— Start of Data rows —
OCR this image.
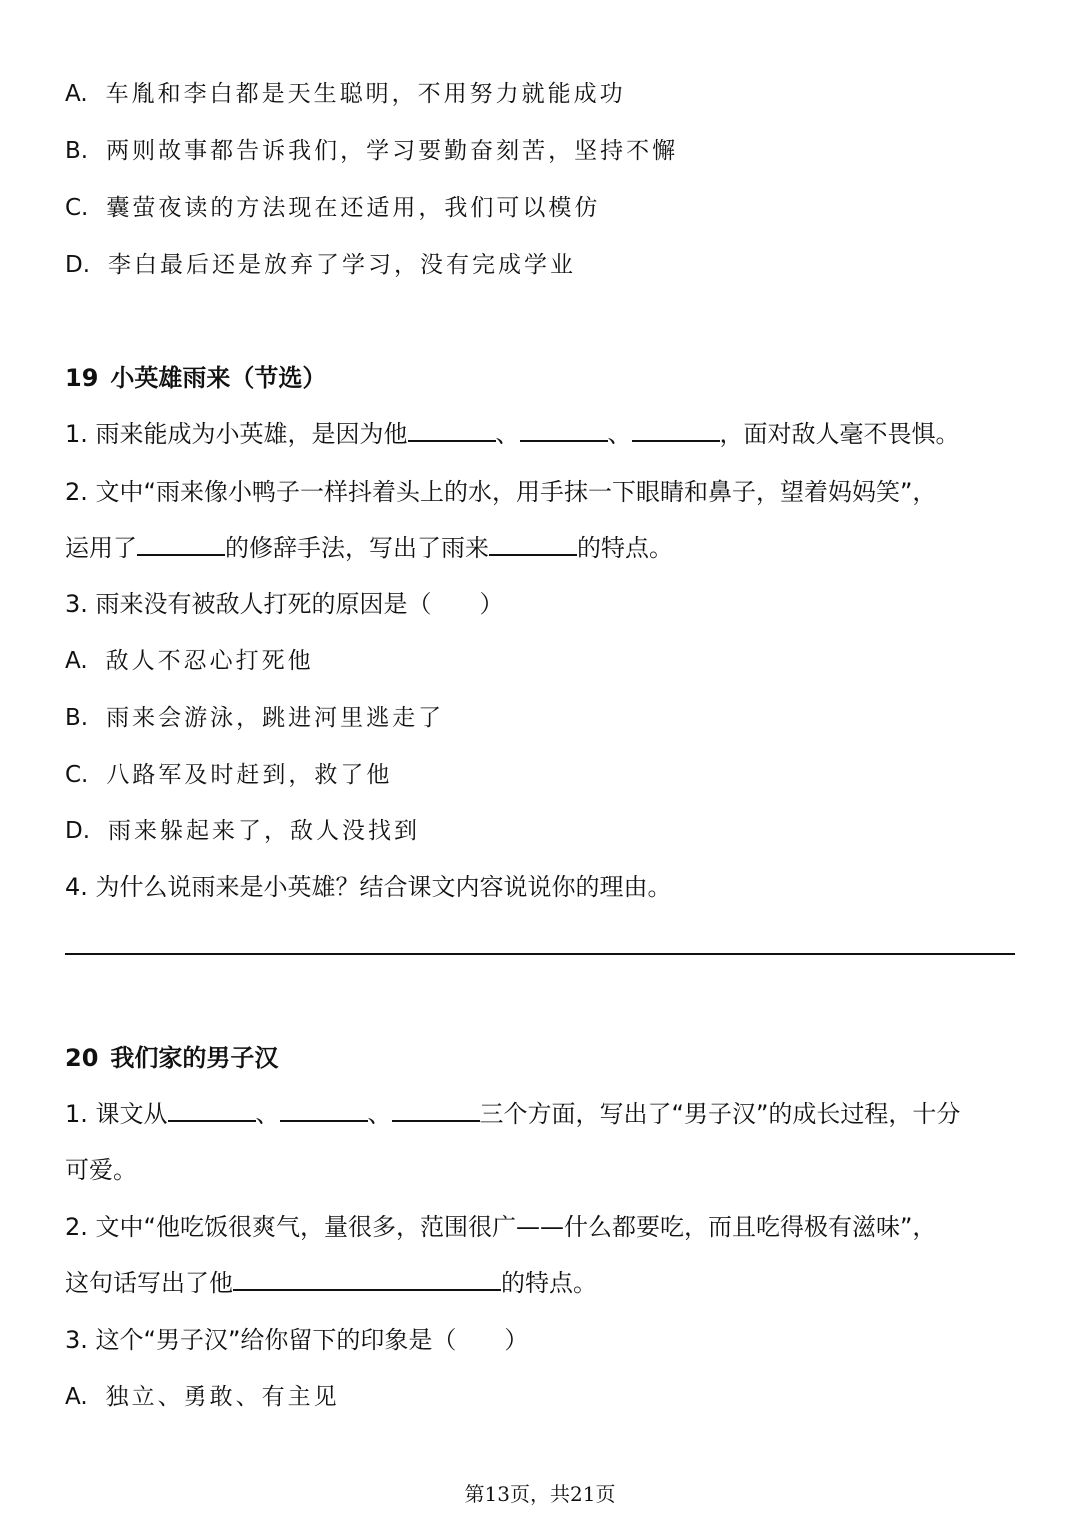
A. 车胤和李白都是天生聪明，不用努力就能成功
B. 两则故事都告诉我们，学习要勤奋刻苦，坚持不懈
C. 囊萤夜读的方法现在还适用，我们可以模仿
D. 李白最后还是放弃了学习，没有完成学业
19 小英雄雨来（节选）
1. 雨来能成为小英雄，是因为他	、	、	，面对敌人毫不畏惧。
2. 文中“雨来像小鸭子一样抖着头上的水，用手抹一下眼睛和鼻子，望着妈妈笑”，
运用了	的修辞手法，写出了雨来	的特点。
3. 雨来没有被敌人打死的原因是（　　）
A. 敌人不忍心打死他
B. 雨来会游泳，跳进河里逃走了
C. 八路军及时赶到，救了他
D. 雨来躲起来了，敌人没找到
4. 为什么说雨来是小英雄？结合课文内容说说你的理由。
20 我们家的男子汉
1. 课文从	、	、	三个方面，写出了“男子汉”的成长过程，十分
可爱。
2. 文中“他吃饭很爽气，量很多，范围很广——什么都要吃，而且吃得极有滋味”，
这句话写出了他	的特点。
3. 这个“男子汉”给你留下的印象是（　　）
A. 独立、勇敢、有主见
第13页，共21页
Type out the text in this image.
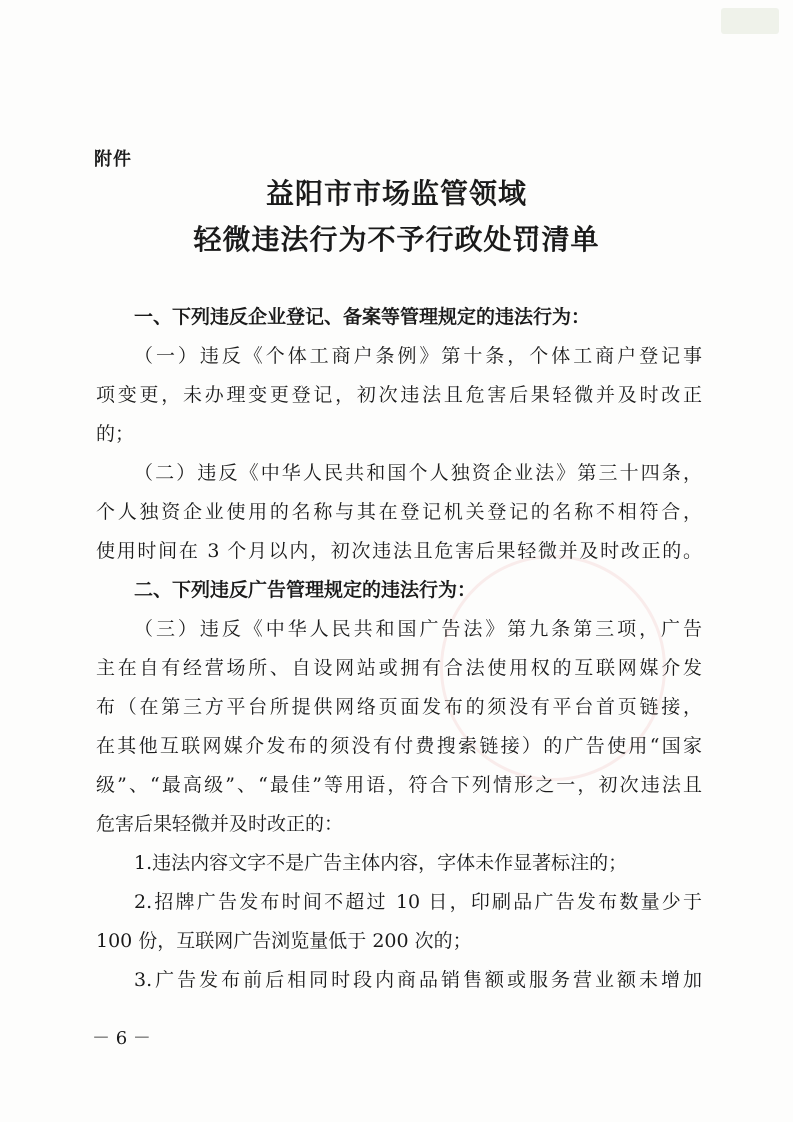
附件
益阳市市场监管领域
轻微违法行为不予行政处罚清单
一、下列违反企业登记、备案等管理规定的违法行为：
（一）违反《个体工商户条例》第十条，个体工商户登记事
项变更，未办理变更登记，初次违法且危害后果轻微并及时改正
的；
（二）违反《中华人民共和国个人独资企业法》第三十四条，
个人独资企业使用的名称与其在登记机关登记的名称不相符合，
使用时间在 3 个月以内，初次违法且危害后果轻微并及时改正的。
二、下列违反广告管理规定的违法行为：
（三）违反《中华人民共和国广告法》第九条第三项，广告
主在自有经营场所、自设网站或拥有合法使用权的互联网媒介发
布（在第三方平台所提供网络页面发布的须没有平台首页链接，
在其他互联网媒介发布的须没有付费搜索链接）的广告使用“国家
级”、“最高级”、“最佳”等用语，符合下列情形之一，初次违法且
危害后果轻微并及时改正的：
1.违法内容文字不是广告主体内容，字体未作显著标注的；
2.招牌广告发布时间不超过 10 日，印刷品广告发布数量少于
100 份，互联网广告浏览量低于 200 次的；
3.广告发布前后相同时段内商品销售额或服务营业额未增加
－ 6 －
— End of Data rows —
**Task prompt**
Using the records above, copy exactly and only the lines from the line with "Type out the text in this image." through the end, both included; leave every picture out.

**Solution**
Type out the text in this image.
附件
益阳市市场监管领域
轻微违法行为不予行政处罚清单
一、下列违反企业登记、备案等管理规定的违法行为：
（一）违反《个体工商户条例》第十条，个体工商户登记事
项变更，未办理变更登记，初次违法且危害后果轻微并及时改正
的；
（二）违反《中华人民共和国个人独资企业法》第三十四条，
个人独资企业使用的名称与其在登记机关登记的名称不相符合，
使用时间在 3 个月以内，初次违法且危害后果轻微并及时改正的。
二、下列违反广告管理规定的违法行为：
（三）违反《中华人民共和国广告法》第九条第三项，广告
主在自有经营场所、自设网站或拥有合法使用权的互联网媒介发
布（在第三方平台所提供网络页面发布的须没有平台首页链接，
在其他互联网媒介发布的须没有付费搜索链接）的广告使用“国家
级”、“最高级”、“最佳”等用语，符合下列情形之一，初次违法且
危害后果轻微并及时改正的：
1.违法内容文字不是广告主体内容，字体未作显著标注的；
2.招牌广告发布时间不超过 10 日，印刷品广告发布数量少于
100 份，互联网广告浏览量低于 200 次的；
3.广告发布前后相同时段内商品销售额或服务营业额未增加
－ 6 －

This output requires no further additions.